# Start of Data rows

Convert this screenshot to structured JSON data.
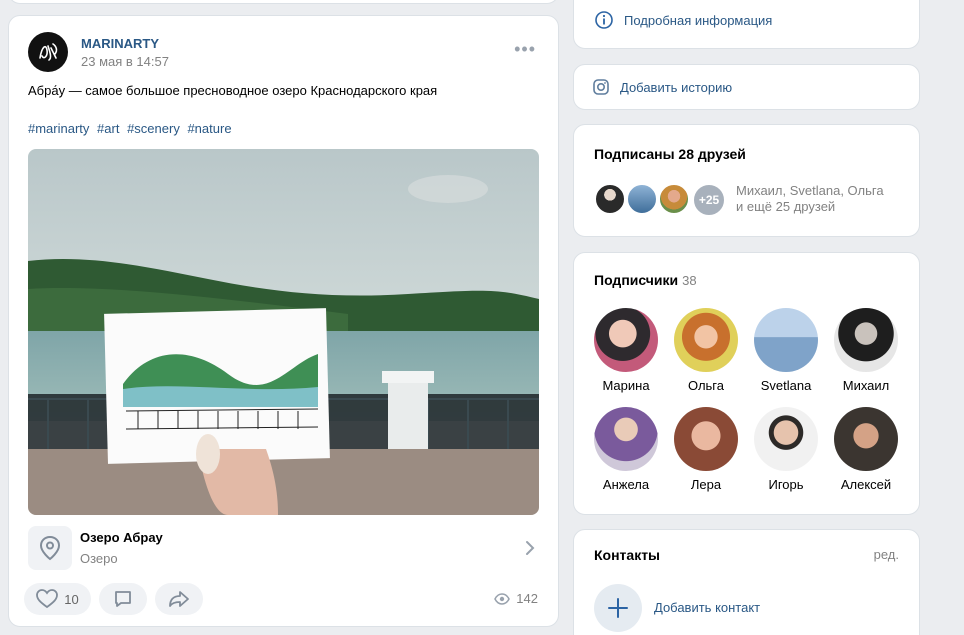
{
  "post": {
    "author": "MARINARTY",
    "date": "23 мая в 14:57",
    "text": "Абра́у — самое большое пресноводное озеро Краснодарского края",
    "hashtags": [
      "#marinarty",
      "#art",
      "#scenery",
      "#nature"
    ],
    "place_title": "Озеро Абрау",
    "place_subtitle": "Озеро",
    "likes": "10",
    "views": "142"
  },
  "sidebar": {
    "info_link": "Подробная информация",
    "story_link": "Добавить историю",
    "friends": {
      "title": "Подписаны 28 друзей",
      "more_badge": "+25",
      "names_line1": "Михаил, Svetlana, Ольга",
      "names_line2": "и ещё 25 друзей"
    },
    "subscribers": {
      "title": "Подписчики",
      "count": "38",
      "people": [
        {
          "name": "Марина",
          "color": "#6b3f4a"
        },
        {
          "name": "Ольга",
          "color": "#c98a3a"
        },
        {
          "name": "Svetlana",
          "color": "#7fa3c9"
        },
        {
          "name": "Михаил",
          "color": "#3a3a3a"
        },
        {
          "name": "Анжела",
          "color": "#8d6fb0"
        },
        {
          "name": "Лера",
          "color": "#a46a55"
        },
        {
          "name": "Игорь",
          "color": "#d9d4cf"
        },
        {
          "name": "Алексей",
          "color": "#5a5048"
        }
      ]
    },
    "contacts": {
      "title": "Контакты",
      "edit": "ред.",
      "add": "Добавить контакт"
    }
  },
  "colors": {
    "link": "#2a5885",
    "muted": "#828282",
    "accent": "#2c64a4"
  }
}
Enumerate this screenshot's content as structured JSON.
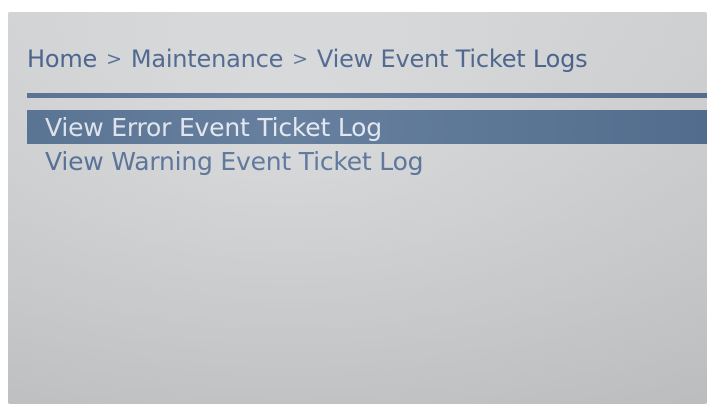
{
  "breadcrumb": {
    "items": [
      "Home",
      "Maintenance",
      "View Event Ticket Logs"
    ],
    "separator": ">"
  },
  "menu": {
    "items": [
      {
        "label": "View Error Event Ticket Log",
        "selected": true
      },
      {
        "label": "View Warning Event Ticket Log",
        "selected": false
      }
    ]
  },
  "colors": {
    "accent": "#4d6a8e",
    "text": "#4a6690",
    "screen_background": "#cfd1d3",
    "selected_text": "#dfe5ee"
  }
}
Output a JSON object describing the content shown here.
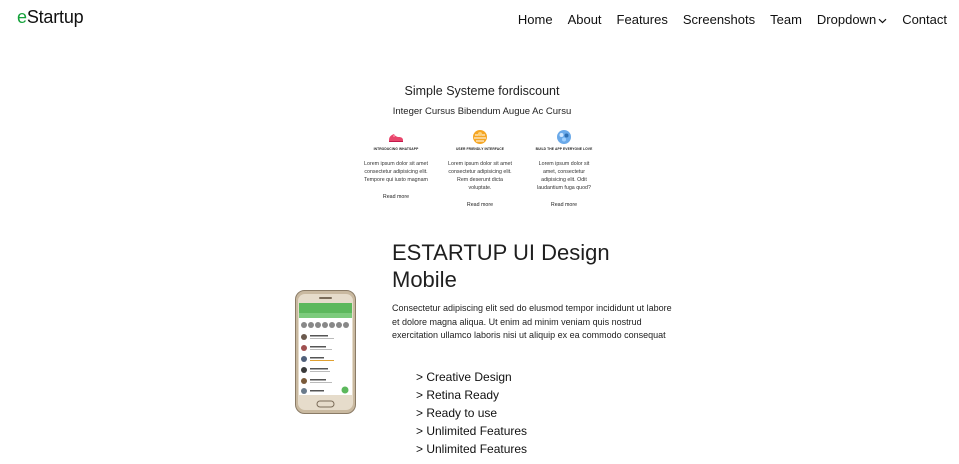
{
  "brand": {
    "prefix": "e",
    "rest": "Startup"
  },
  "nav": {
    "home": "Home",
    "about": "About",
    "features": "Features",
    "screenshots": "Screenshots",
    "team": "Team",
    "dropdown": "Dropdown",
    "contact": "Contact"
  },
  "features_section": {
    "title": "Simple Systeme fordiscount",
    "subtitle": "Integer Cursus Bibendum Augue Ac Cursu",
    "items": [
      {
        "icon": "sneaker-icon",
        "title": "INTRODUCING WHATSAPP",
        "text": "Lorem ipsum dolor sit amet consectetur adipisicing elit. Tempore qui iusto magnam",
        "more": "Read more"
      },
      {
        "icon": "interface-icon",
        "title": "USER FRIENDLY INTERFACE",
        "text": "Lorem ipsum dolor sit amet consectetur adipisicing elit. Rem deserunt dicta voluptate.",
        "more": "Read more"
      },
      {
        "icon": "app-icon",
        "title": "BUILD THE APP EVERYONE LOVE",
        "text": "Lorem ipsum dolor sit amet, consectetur adipisicing elit. Odit laudantium fuga quod?",
        "more": "Read more"
      }
    ]
  },
  "mobile_section": {
    "title": "ESTARTUP UI Design Mobile",
    "description": "Consectetur adipiscing elit sed do elusmod tempor incididunt ut labore et dolore magna aliqua. Ut enim ad minim veniam quis nostrud exercitation ullamco laboris nisi ut aliquip ex ea commodo consequat",
    "list": [
      "> Creative Design",
      "> Retina Ready",
      "> Ready to use",
      "> Unlimited Features",
      "> Unlimited Features"
    ]
  },
  "colors": {
    "brand_accent": "#14a23a",
    "app_green": "#5cb85c"
  }
}
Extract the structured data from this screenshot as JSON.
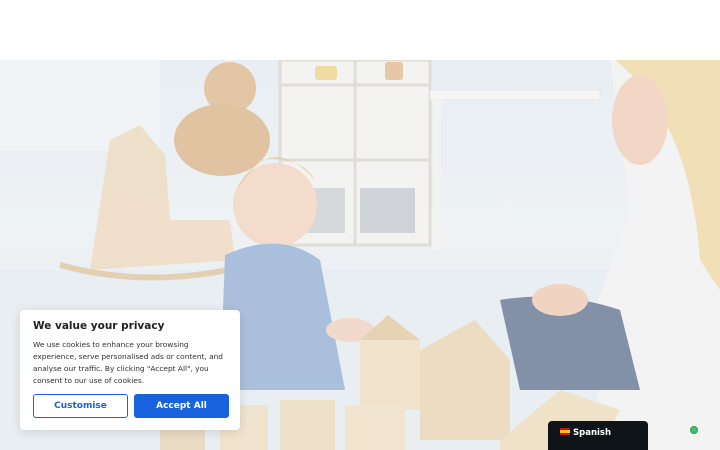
{
  "hero": {
    "image_description_icon": "baby-playing-with-wooden-blocks-image"
  },
  "cookie_banner": {
    "title": "We value your privacy",
    "body": "We use cookies to enhance your browsing experience, serve personalised ads or content, and analyse our traffic. By clicking \"Accept All\", you consent to our use of cookies.",
    "customise_label": "Customise",
    "accept_label": "Accept All"
  },
  "language_switcher": {
    "flag_icon": "spain-flag-icon",
    "label": "Spanish"
  },
  "colors": {
    "accent": "#1863dc",
    "language_bar": "#0f1419"
  }
}
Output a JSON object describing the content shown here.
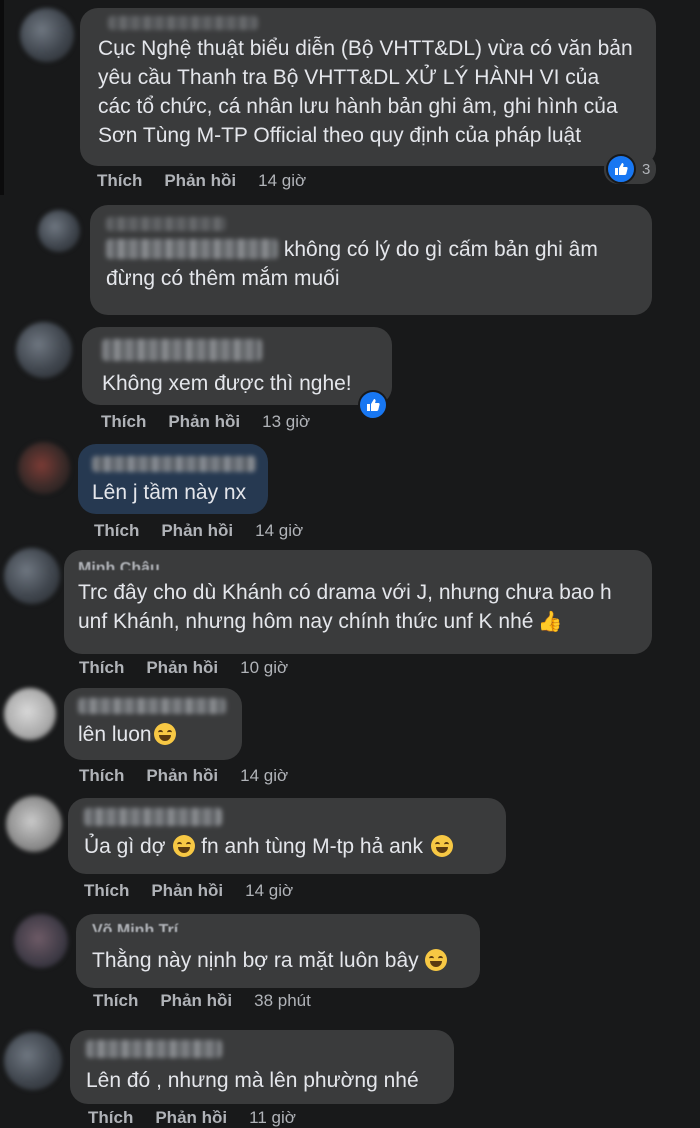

# End of Data rows

Aim of the task
Each line in the listing above that contains "this" should be copied.

Task result
Convert this screenshot to structured JSON data.
Enumerate this screenshot's content as structured JSON.
Extract the structured data from this screenshot as JSON.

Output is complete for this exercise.